## TASK REQUIREMENTS
Search the entries below. Return every line that has "heading" in it.

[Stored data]
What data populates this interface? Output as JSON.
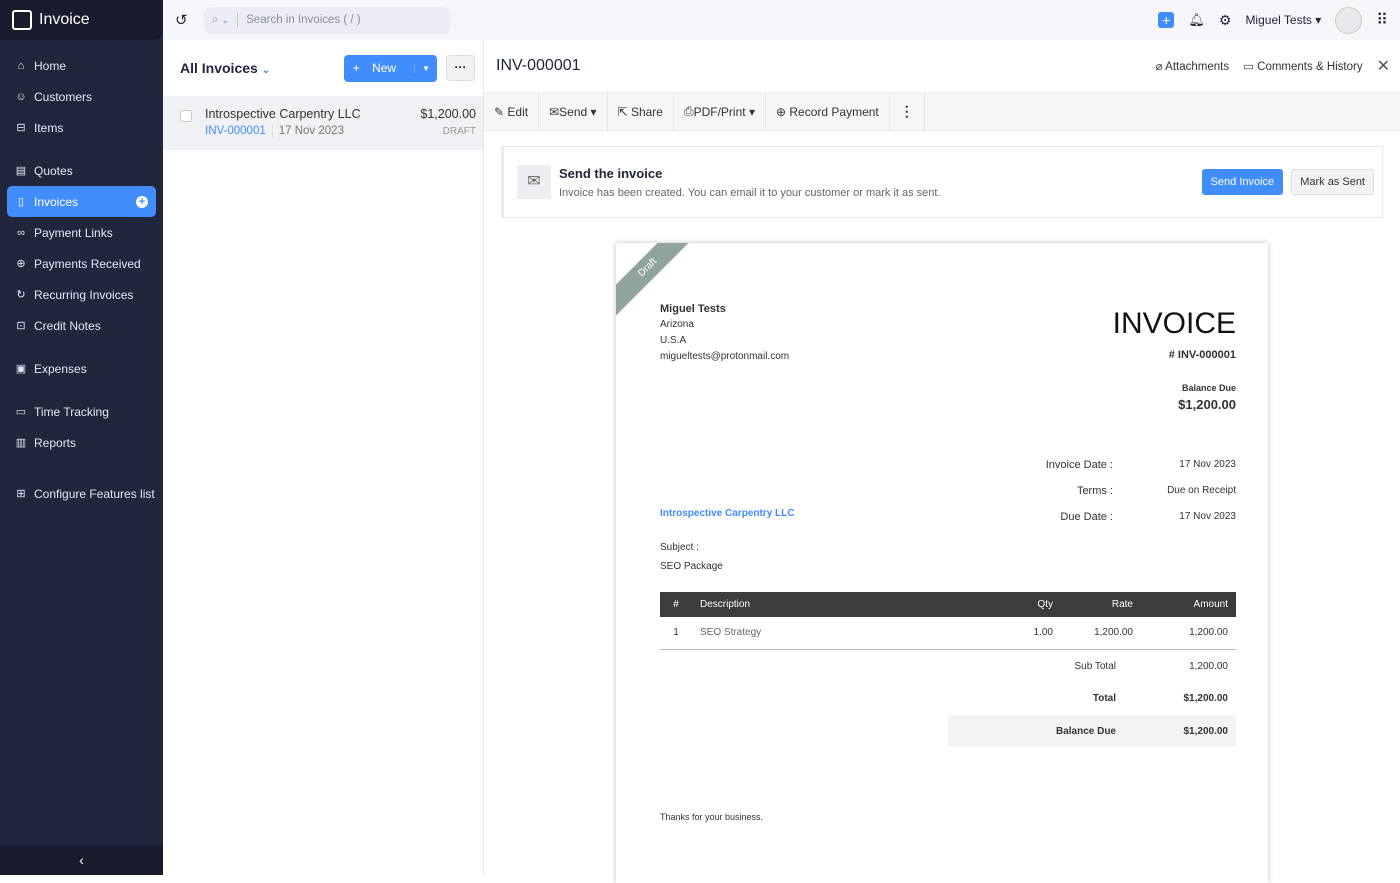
{
  "app": {
    "title": "Invoice"
  },
  "sidebar": {
    "items": [
      {
        "label": "Home",
        "icon": "home-icon"
      },
      {
        "label": "Customers",
        "icon": "user-icon"
      },
      {
        "label": "Items",
        "icon": "basket-icon"
      },
      {
        "label": "Quotes",
        "icon": "quote-icon"
      },
      {
        "label": "Invoices",
        "icon": "invoice-icon"
      },
      {
        "label": "Payment Links",
        "icon": "link-icon"
      },
      {
        "label": "Payments Received",
        "icon": "payment-icon"
      },
      {
        "label": "Recurring Invoices",
        "icon": "recurring-icon"
      },
      {
        "label": "Credit Notes",
        "icon": "credit-note-icon"
      },
      {
        "label": "Expenses",
        "icon": "expense-icon"
      },
      {
        "label": "Time Tracking",
        "icon": "calendar-icon"
      },
      {
        "label": "Reports",
        "icon": "chart-icon"
      },
      {
        "label": "Configure Features list",
        "icon": "grid-icon"
      }
    ]
  },
  "topbar": {
    "search_placeholder": "Search in Invoices ( / )",
    "user": "Miguel Tests"
  },
  "list": {
    "title": "All Invoices",
    "new_label": "New",
    "rows": [
      {
        "customer": "Introspective Carpentry LLC",
        "number": "INV-000001",
        "date": "17 Nov 2023",
        "amount": "$1,200.00",
        "status": "DRAFT"
      }
    ]
  },
  "detail": {
    "title": "INV-000001",
    "attachments": "Attachments",
    "comments": "Comments & History",
    "toolbar": {
      "edit": "Edit",
      "send": "Send",
      "share": "Share",
      "pdf": "PDF/Print",
      "record": "Record Payment"
    },
    "banner": {
      "heading": "Send the invoice",
      "text": "Invoice has been created. You can email it to your customer or mark it as sent.",
      "send": "Send Invoice",
      "mark": "Mark as Sent"
    }
  },
  "invoice": {
    "ribbon": "Draft",
    "from_name": "Miguel Tests",
    "from_state": "Arizona",
    "from_country": "U.S.A",
    "from_email": "migueltests@protonmail.com",
    "heading": "INVOICE",
    "number": "# INV-000001",
    "balance_label": "Balance Due",
    "balance": "$1,200.00",
    "date_label": "Invoice Date :",
    "date": "17 Nov 2023",
    "terms_label": "Terms :",
    "terms": "Due on Receipt",
    "due_label": "Due Date :",
    "due": "17 Nov 2023",
    "bill_to": "Introspective Carpentry LLC",
    "subject_label": "Subject :",
    "subject": "SEO Package",
    "columns": [
      "#",
      "Description",
      "Qty",
      "Rate",
      "Amount"
    ],
    "rows": [
      {
        "n": "1",
        "desc": "SEO Strategy",
        "qty": "1.00",
        "rate": "1,200.00",
        "amount": "1,200.00"
      }
    ],
    "subtotal_label": "Sub Total",
    "subtotal": "1,200.00",
    "total_label": "Total",
    "total": "$1,200.00",
    "balance_due_label": "Balance Due",
    "balance_due": "$1,200.00",
    "notes": "Thanks for your business."
  },
  "colors": {
    "accent": "#408dfb",
    "sidebar": "#21263c"
  }
}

## SOLVED EXERCISE
      "heading": "Send the invoice",
    "heading": "INVOICE",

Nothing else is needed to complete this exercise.